Aim of the exercise = Check every line of the material below for the string "screenshot", and return the ones that have it.

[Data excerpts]
/---
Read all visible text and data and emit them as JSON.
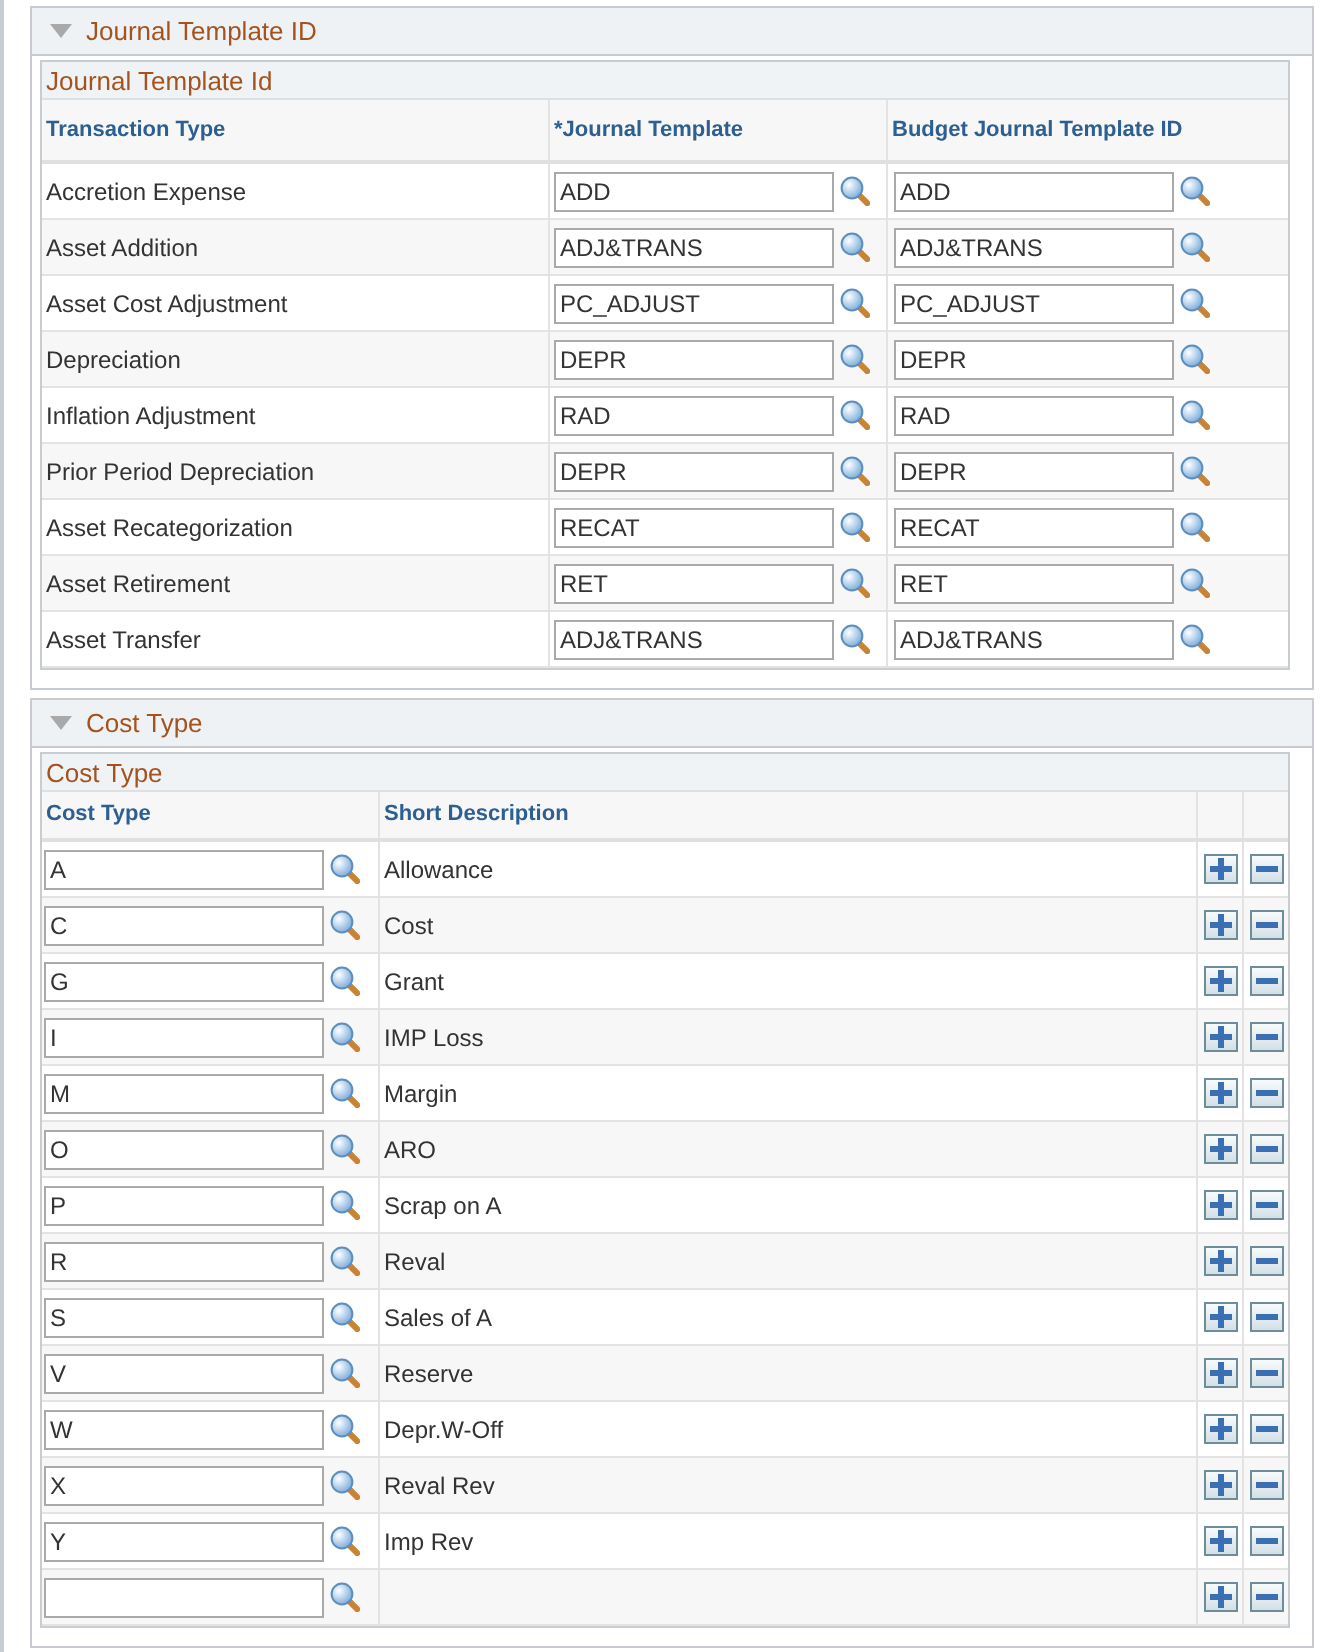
{
  "journal_template_section": {
    "title": "Journal Template ID",
    "expanded": true,
    "grid": {
      "title": "Journal Template Id",
      "columns": [
        "Transaction Type",
        "*Journal Template",
        "Budget Journal Template ID"
      ],
      "rows": [
        {
          "transaction_type": "Accretion Expense",
          "journal_template": "ADD",
          "budget_journal_template_id": "ADD"
        },
        {
          "transaction_type": "Asset Addition",
          "journal_template": "ADJ&TRANS",
          "budget_journal_template_id": "ADJ&TRANS"
        },
        {
          "transaction_type": "Asset Cost Adjustment",
          "journal_template": "PC_ADJUST",
          "budget_journal_template_id": "PC_ADJUST"
        },
        {
          "transaction_type": "Depreciation",
          "journal_template": "DEPR",
          "budget_journal_template_id": "DEPR"
        },
        {
          "transaction_type": "Inflation Adjustment",
          "journal_template": "RAD",
          "budget_journal_template_id": "RAD"
        },
        {
          "transaction_type": "Prior Period Depreciation",
          "journal_template": "DEPR",
          "budget_journal_template_id": "DEPR"
        },
        {
          "transaction_type": "Asset Recategorization",
          "journal_template": "RECAT",
          "budget_journal_template_id": "RECAT"
        },
        {
          "transaction_type": "Asset Retirement",
          "journal_template": "RET",
          "budget_journal_template_id": "RET"
        },
        {
          "transaction_type": "Asset Transfer",
          "journal_template": "ADJ&TRANS",
          "budget_journal_template_id": "ADJ&TRANS"
        }
      ]
    }
  },
  "cost_type_section": {
    "title": "Cost Type",
    "expanded": true,
    "grid": {
      "title": "Cost Type",
      "columns": [
        "Cost Type",
        "Short Description"
      ],
      "rows": [
        {
          "cost_type": "A",
          "short_description": "Allowance"
        },
        {
          "cost_type": "C",
          "short_description": "Cost"
        },
        {
          "cost_type": "G",
          "short_description": "Grant"
        },
        {
          "cost_type": "I",
          "short_description": "IMP Loss"
        },
        {
          "cost_type": "M",
          "short_description": "Margin"
        },
        {
          "cost_type": "O",
          "short_description": "ARO"
        },
        {
          "cost_type": "P",
          "short_description": "Scrap on A"
        },
        {
          "cost_type": "R",
          "short_description": "Reval"
        },
        {
          "cost_type": "S",
          "short_description": "Sales of A"
        },
        {
          "cost_type": "V",
          "short_description": "Reserve"
        },
        {
          "cost_type": "W",
          "short_description": "Depr.W-Off"
        },
        {
          "cost_type": "X",
          "short_description": "Reval Rev"
        },
        {
          "cost_type": "Y",
          "short_description": "Imp Rev"
        },
        {}
      ]
    }
  }
}
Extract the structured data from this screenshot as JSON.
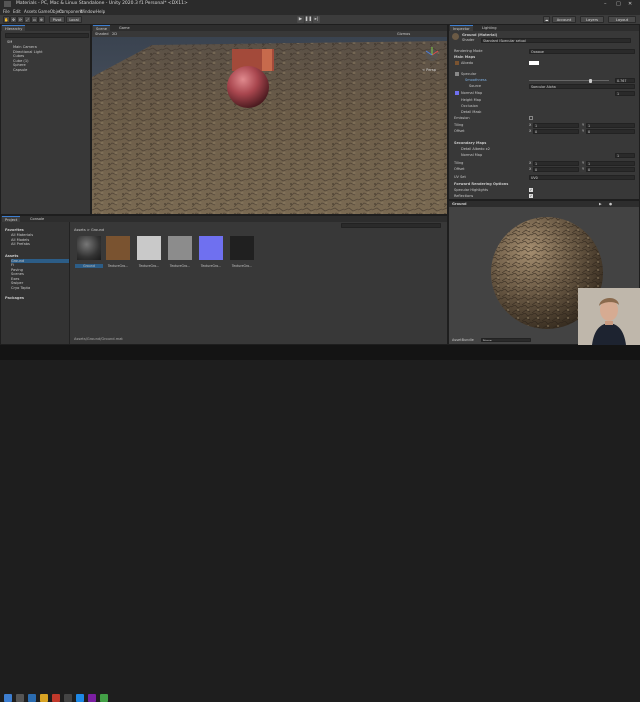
{
  "title": {
    "text": "Materials - PC, Mac & Linux Standalone - Unity 2020.3 f1 Personal* <DX11>"
  },
  "menu": [
    "File",
    "Edit",
    "Assets",
    "GameObject",
    "Component",
    "Window",
    "Help"
  ],
  "toolbar": {
    "account": "Account",
    "layers": "Layers",
    "layout": "Layout",
    "pivot": "Pivot",
    "local": "Local"
  },
  "hierarchy": {
    "tab": "Hierarchy",
    "scene": "SM",
    "items": [
      "Main Camera",
      "Directional Light",
      "Cubes",
      "Cube (1)",
      "Sphere",
      "Capsule"
    ]
  },
  "scene": {
    "tab_scene": "Scene",
    "tab_game": "Game",
    "shading": "Shaded",
    "gizmos": "Gizmos",
    "persp": "< Persp"
  },
  "project": {
    "tab_project": "Project",
    "tab_console": "Console",
    "favorites": "Favorites",
    "fav_items": [
      "All Materials",
      "All Models",
      "All Prefabs"
    ],
    "assets": "Assets",
    "asset_items": [
      "Ground",
      "Fi",
      "Paving",
      "Scenes",
      "Exes",
      "Swiper",
      "Cryo Tapta"
    ],
    "packages": "Packages",
    "breadcrumb": "Assets > Ground",
    "path": "Assets/Ground/Ground.mat",
    "thumbs": [
      {
        "label": "Ground",
        "color": "#3a3a3a"
      },
      {
        "label": "TextureGro...",
        "color": "#7a5330"
      },
      {
        "label": "TextureGro...",
        "color": "#c9c9c9"
      },
      {
        "label": "TextureGro...",
        "color": "#8c8c8c"
      },
      {
        "label": "TextureGro...",
        "color": "#6f70f0"
      },
      {
        "label": "TextureGro...",
        "color": "#202020"
      }
    ]
  },
  "inspector": {
    "tab_inspector": "Inspector",
    "tab_lighting": "Lighting",
    "material_name": "Ground (Material)",
    "shader_label": "Shader",
    "shader_value": "Standard (Specular setup)",
    "rendering_mode_label": "Rendering Mode",
    "rendering_mode_value": "Opaque",
    "main_maps": "Main Maps",
    "albedo": "Albedo",
    "specular": "Specular",
    "smoothness": "Smoothness",
    "smoothness_value": "0.767",
    "smoothness_fraction": 0.77,
    "source": "Source",
    "source_value": "Specular Alpha",
    "normal_map": "Normal Map",
    "normal_value": "1",
    "height_map": "Height Map",
    "occlusion": "Occlusion",
    "detail_mask": "Detail Mask",
    "emission": "Emission",
    "tiling": "Tiling",
    "offset": "Offset",
    "x": "X",
    "y": "Y",
    "tiling_x": "1",
    "tiling_y": "1",
    "offset_x": "0",
    "offset_y": "0",
    "secondary_maps": "Secondary Maps",
    "detail_albedo": "Detail Albedo x2",
    "normal_map2": "Normal Map",
    "normal2_value": "1",
    "tiling2": "Tiling",
    "offset2": "Offset",
    "tiling2_x": "1",
    "tiling2_y": "1",
    "offset2_x": "0",
    "offset2_y": "0",
    "uv_set": "UV Set",
    "uv_set_value": "UV0",
    "forward_options": "Forward Rendering Options",
    "specular_highlights": "Specular Highlights",
    "reflections": "Reflections"
  },
  "preview": {
    "title": "Ground",
    "asset_bundle": "AssetBundle",
    "asset_bundle_value": "None"
  },
  "colors": {
    "accent": "#3d7ed0",
    "sphere": "#a8464e",
    "ground": "#6b5a45",
    "normal_map": "#6f70f0"
  }
}
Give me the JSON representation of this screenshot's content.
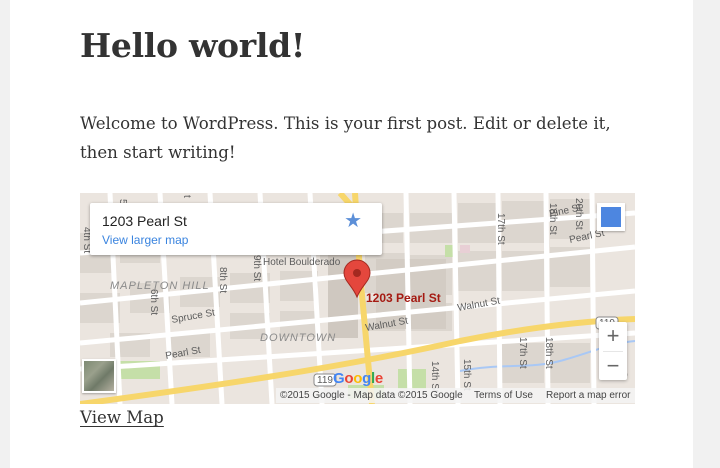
{
  "post": {
    "title": "Hello world!",
    "body": "Welcome to WordPress. This is your first post. Edit or delete it, then start writing!"
  },
  "map": {
    "info_card": {
      "place_name": "1203 Pearl St",
      "larger_map_link": "View larger map"
    },
    "marker_label": "1203 Pearl St",
    "landmark": "Hotel Boulderado",
    "districts": [
      "MAPLETON HILL",
      "DOWNTOWN"
    ],
    "streets": {
      "pine_st_right": "Pine St",
      "pearl_st_top_right": "Pearl St",
      "walnut_st_right": "Walnut St",
      "walnut_st_mid": "Walnut St",
      "spruce_st": "Spruce St",
      "pearl_st_left": "Pearl St",
      "st_top_left": "St",
      "st_near_hotel": "St",
      "st_20th": "20th St",
      "st_17th_top": "17th St",
      "st_18th_top": "18th St",
      "st_4th": "4th St",
      "st_6th": "6th St",
      "st_8th": "8th St",
      "st_9th": "9th St",
      "st_14th": "14th St",
      "st_15th": "15th St",
      "st_17th_bottom": "17th St",
      "st_18th_bottom": "18th St",
      "st_5": "5",
      "st_t": "t",
      "goo_partial": "GOO"
    },
    "highway_shields": [
      "119",
      "119"
    ],
    "zoom": {
      "in": "+",
      "out": "−"
    },
    "google_logo": [
      "G",
      "o",
      "o",
      "g",
      "l",
      "e"
    ],
    "attribution": {
      "copyright": "©2015 Google - Map data ©2015 Google",
      "terms": "Terms of Use",
      "report": "Report a map error"
    }
  },
  "view_map_link": "View Map",
  "colors": {
    "road_yellow": "#f7d66b",
    "road_white": "#ffffff",
    "land": "#ebe5df",
    "block": "#dcd6cf",
    "park": "#c5dfa8",
    "water": "#a9c8f5",
    "marker_red": "#e4473d",
    "marker_text": "#a51a12",
    "link_blue": "#3a84df"
  },
  "icons": {
    "star": "★",
    "pegman": "pegman-icon",
    "marker": "map-pin-icon"
  }
}
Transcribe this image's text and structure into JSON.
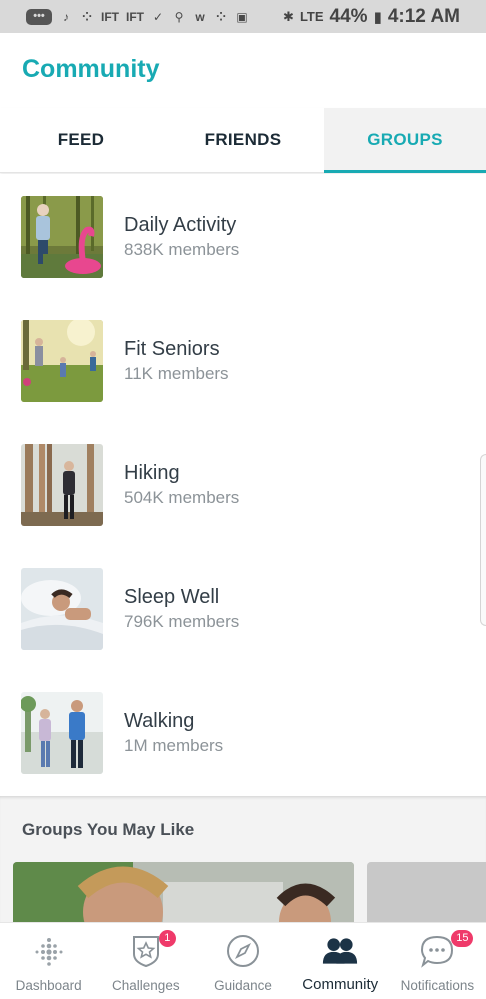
{
  "status_bar": {
    "icons": [
      "messages-icon",
      "music-icon",
      "fitbit-dots-icon",
      "ift-icon",
      "ift-icon",
      "check-icon",
      "fitness-icon",
      "wink-icon",
      "fitbit-dots-icon",
      "battery-saver-icon"
    ],
    "bluetooth": "✱",
    "signal": "LTE",
    "battery_percent": "44%",
    "time": "4:12 AM"
  },
  "header": {
    "title": "Community",
    "accent_color": "#18aab3"
  },
  "tabs": [
    {
      "label": "FEED",
      "active": false
    },
    {
      "label": "FRIENDS",
      "active": false
    },
    {
      "label": "GROUPS",
      "active": true
    }
  ],
  "groups": [
    {
      "name": "Daily Activity",
      "members": "838K members",
      "image": "senior-yoga-flamingo"
    },
    {
      "name": "Fit Seniors",
      "members": "11K members",
      "image": "family-soccer"
    },
    {
      "name": "Hiking",
      "members": "504K members",
      "image": "woman-in-forest"
    },
    {
      "name": "Sleep Well",
      "members": "796K members",
      "image": "man-sleeping"
    },
    {
      "name": "Walking",
      "members": "1M members",
      "image": "couple-walking"
    }
  ],
  "suggestions": {
    "title": "Groups You May Like"
  },
  "bottom_nav": [
    {
      "label": "Dashboard",
      "icon": "fitbit-dots-icon",
      "badge": null,
      "active": false
    },
    {
      "label": "Challenges",
      "icon": "star-shield-icon",
      "badge": "1",
      "active": false
    },
    {
      "label": "Guidance",
      "icon": "compass-icon",
      "badge": null,
      "active": false
    },
    {
      "label": "Community",
      "icon": "people-icon",
      "badge": null,
      "active": true
    },
    {
      "label": "Notifications",
      "icon": "chat-bubble-icon",
      "badge": "15",
      "active": false
    }
  ]
}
\---
Answer below =
Extract the structured data from this screenshot as JSON.
Give me the JSON representation of this screenshot's content.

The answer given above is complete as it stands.